Figure dataset records
╭──

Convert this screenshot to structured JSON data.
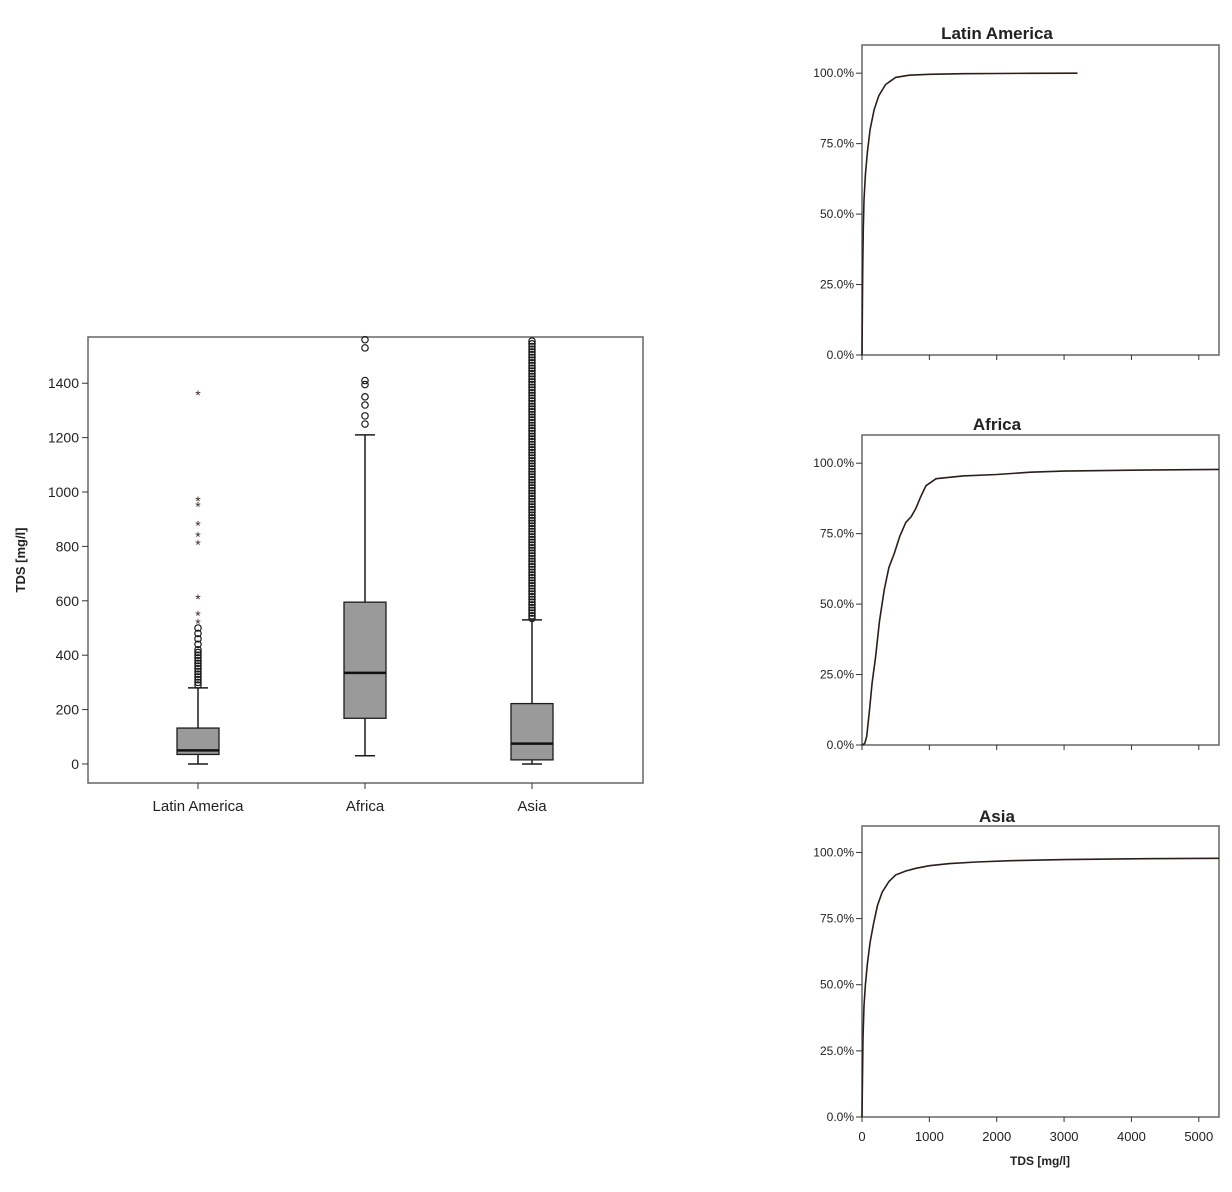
{
  "chart_data": [
    {
      "type": "box",
      "title": "",
      "xlabel": "",
      "ylabel": "TDS [mg/l]",
      "ylim": [
        -70,
        1570
      ],
      "yticks": [
        0,
        200,
        400,
        600,
        800,
        1000,
        1200,
        1400
      ],
      "grid": false,
      "categories": [
        "Latin America",
        "Africa",
        "Asia"
      ],
      "boxes": [
        {
          "category": "Latin America",
          "whisker_low": 0,
          "q1": 35,
          "median": 50,
          "q3": 132,
          "whisker_high": 280,
          "outliers_circle": [
            290,
            300,
            310,
            320,
            330,
            340,
            350,
            360,
            370,
            380,
            390,
            400,
            410,
            420,
            440,
            460,
            480,
            500
          ],
          "outliers_extreme": [
            520,
            550,
            610,
            810,
            840,
            880,
            950,
            970,
            1360
          ]
        },
        {
          "category": "Africa",
          "whisker_low": 30,
          "q1": 168,
          "median": 335,
          "q3": 595,
          "whisker_high": 1210,
          "outliers_circle": [
            1250,
            1280,
            1320,
            1350,
            1395,
            1410,
            1530,
            1560
          ],
          "outliers_extreme": []
        },
        {
          "category": "Asia",
          "whisker_low": 0,
          "q1": 15,
          "median": 75,
          "q3": 222,
          "whisker_high": 530,
          "outliers_dense_range": [
            535,
            1560
          ],
          "outliers_circle": [],
          "outliers_extreme": []
        }
      ]
    },
    {
      "type": "line",
      "title": "Latin America",
      "xlabel": "",
      "ylabel": "",
      "xlim": [
        0,
        5300
      ],
      "ylim": [
        0,
        110
      ],
      "yticks": [
        "0.0%",
        "25.0%",
        "50.0%",
        "75.0%",
        "100.0%"
      ],
      "grid": false,
      "series": [
        {
          "x": [
            0,
            10,
            20,
            30,
            50,
            80,
            120,
            180,
            250,
            350,
            500,
            700,
            1000,
            1500,
            2000,
            2500,
            3200
          ],
          "y": [
            0,
            30,
            45,
            55,
            64,
            72,
            80,
            87,
            92,
            96,
            98.5,
            99.3,
            99.6,
            99.8,
            99.9,
            99.95,
            100
          ]
        }
      ]
    },
    {
      "type": "line",
      "title": "Africa",
      "xlabel": "",
      "ylabel": "",
      "xlim": [
        0,
        5300
      ],
      "ylim": [
        0,
        110
      ],
      "yticks": [
        "0.0%",
        "25.0%",
        "50.0%",
        "75.0%",
        "100.0%"
      ],
      "grid": false,
      "series": [
        {
          "x": [
            0,
            40,
            70,
            110,
            150,
            200,
            260,
            330,
            400,
            480,
            560,
            650,
            730,
            800,
            870,
            950,
            1100,
            1500,
            2000,
            2500,
            3000,
            4000,
            5300
          ],
          "y": [
            0,
            0.5,
            3,
            12,
            22,
            31,
            44,
            55,
            63,
            68,
            74,
            79,
            81,
            84,
            88,
            92,
            94.5,
            95.5,
            96,
            96.8,
            97.2,
            97.5,
            97.8
          ]
        }
      ]
    },
    {
      "type": "line",
      "title": "Asia",
      "xlabel": "TDS [mg/l]",
      "ylabel": "",
      "xlim": [
        0,
        5300
      ],
      "ylim": [
        0,
        110
      ],
      "xticks": [
        0,
        1000,
        2000,
        3000,
        4000,
        5000
      ],
      "yticks": [
        "0.0%",
        "25.0%",
        "50.0%",
        "75.0%",
        "100.0%"
      ],
      "grid": false,
      "series": [
        {
          "x": [
            0,
            15,
            30,
            50,
            80,
            120,
            170,
            230,
            300,
            400,
            500,
            650,
            800,
            1000,
            1300,
            1700,
            2200,
            3000,
            4000,
            5300
          ],
          "y": [
            0,
            30,
            42,
            50,
            58,
            66,
            73,
            80,
            85,
            89,
            91.5,
            93,
            94,
            95,
            95.8,
            96.4,
            96.9,
            97.3,
            97.6,
            97.8
          ]
        }
      ]
    }
  ]
}
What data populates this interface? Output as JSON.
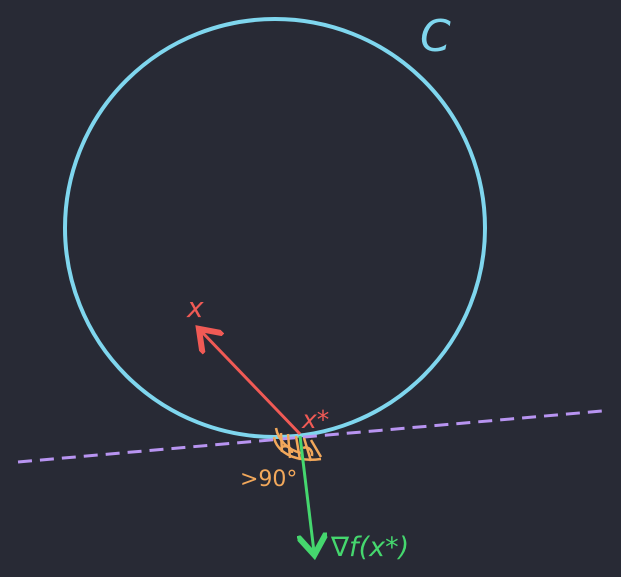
{
  "colors": {
    "background": "#282a35",
    "circle": "#7fd6ee",
    "red_vector": "#f05a55",
    "gradient": "#45d76e",
    "tangent_line": "#b894f1",
    "angle_mark": "#f2a85b"
  },
  "labels": {
    "set": "C",
    "point": "x",
    "optimum": "x*",
    "gradient": "∇f(x*)",
    "angle": ">90°"
  },
  "icons": {
    "angle_hatching": "angle-hatch-icon"
  }
}
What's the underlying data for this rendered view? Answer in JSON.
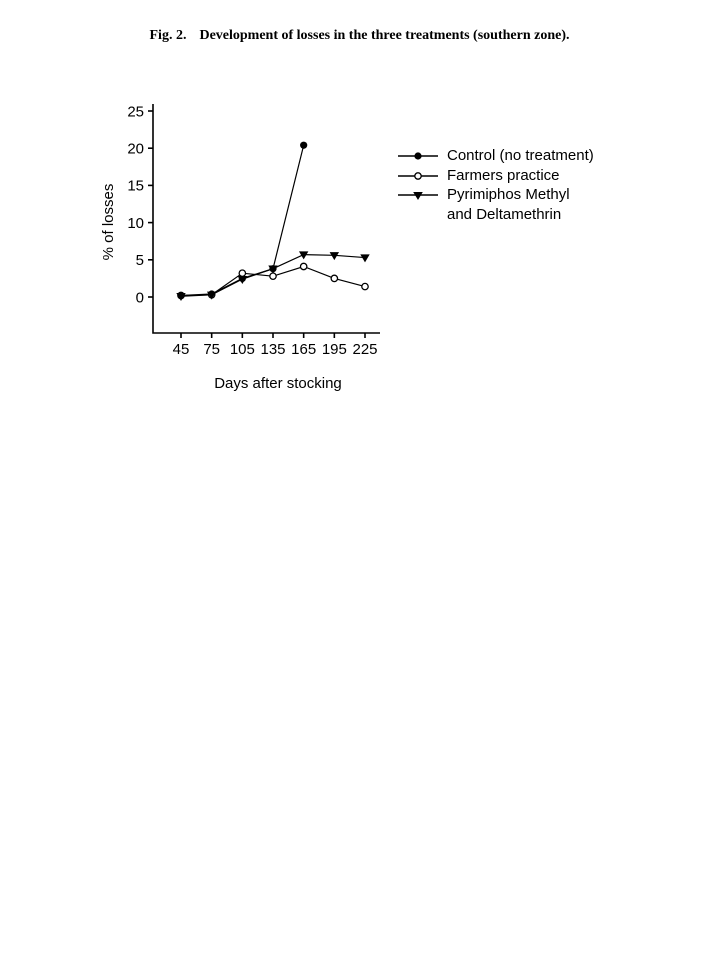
{
  "page": {
    "caption_prefix": "Fig. 2.",
    "caption_text": "Development of losses in the three treatments (southern zone)."
  },
  "chart_data": {
    "type": "line",
    "title": "",
    "xlabel": "Days after stocking",
    "ylabel": "% of losses",
    "xticks": [
      45,
      75,
      105,
      135,
      165,
      195,
      225
    ],
    "yticks": [
      0,
      5,
      10,
      15,
      20,
      25
    ],
    "xlim": [
      45,
      225
    ],
    "ylim": [
      0,
      25
    ],
    "grid": false,
    "legend_position": "right",
    "series": [
      {
        "name": "Control (no treatment)",
        "marker": "filled-circle",
        "color": "#000000",
        "x": [
          45,
          75,
          105,
          135,
          165
        ],
        "values": [
          0.2,
          0.4,
          2.5,
          3.8,
          20.4
        ]
      },
      {
        "name": "Farmers practice",
        "marker": "open-circle",
        "color": "#000000",
        "x": [
          45,
          75,
          105,
          135,
          165,
          195,
          225
        ],
        "values": [
          0.2,
          0.3,
          3.2,
          2.8,
          4.1,
          2.5,
          1.4
        ]
      },
      {
        "name": "Pyrimiphos Methyl and Deltamethrin",
        "marker": "filled-triangle-down",
        "color": "#000000",
        "x": [
          45,
          75,
          105,
          135,
          165,
          195,
          225
        ],
        "values": [
          0.1,
          0.3,
          2.4,
          3.8,
          5.7,
          5.6,
          5.3
        ]
      }
    ],
    "legend": [
      {
        "lines": [
          "Control (no treatment)"
        ]
      },
      {
        "lines": [
          "Farmers practice"
        ]
      },
      {
        "lines": [
          "Pyrimiphos Methyl",
          "and Deltamethrin"
        ]
      }
    ]
  },
  "colors": {
    "foreground": "#000000",
    "background": "#ffffff"
  }
}
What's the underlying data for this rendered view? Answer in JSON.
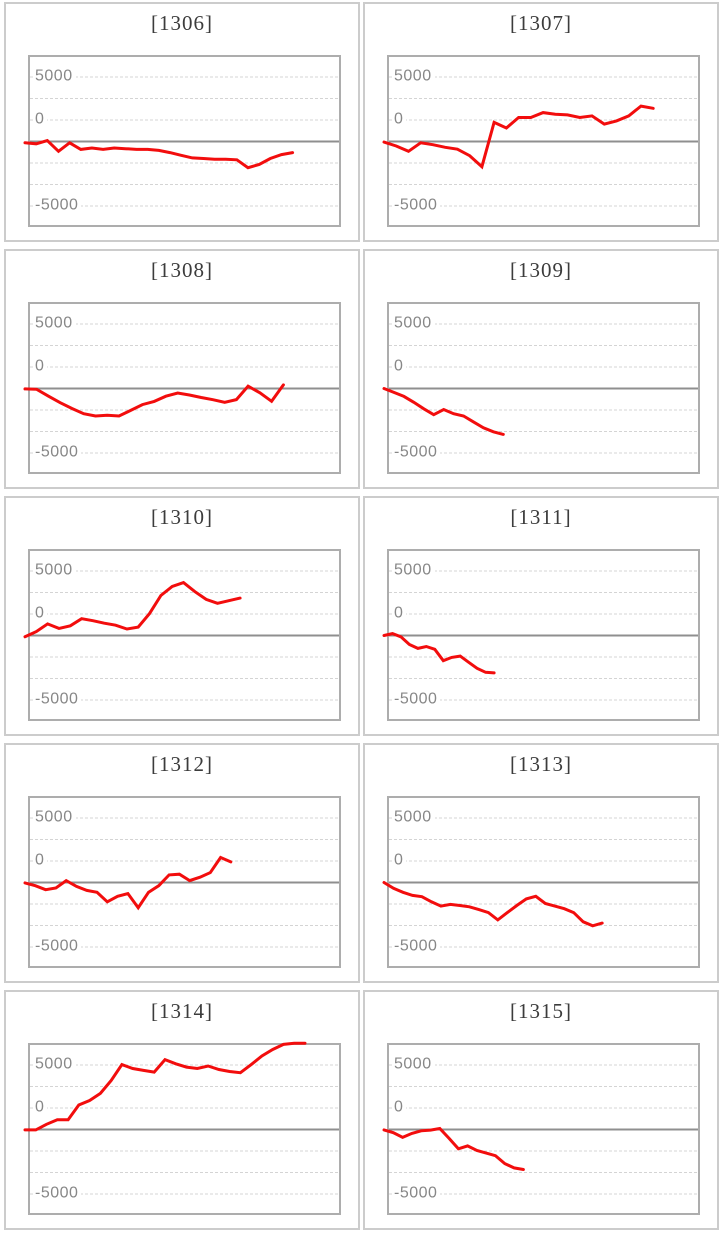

╰──

Task goal
Show every line from the entries above in which "Farmers" appears.

Task result
        "name": "Farmers practice",
          "Farmers practice"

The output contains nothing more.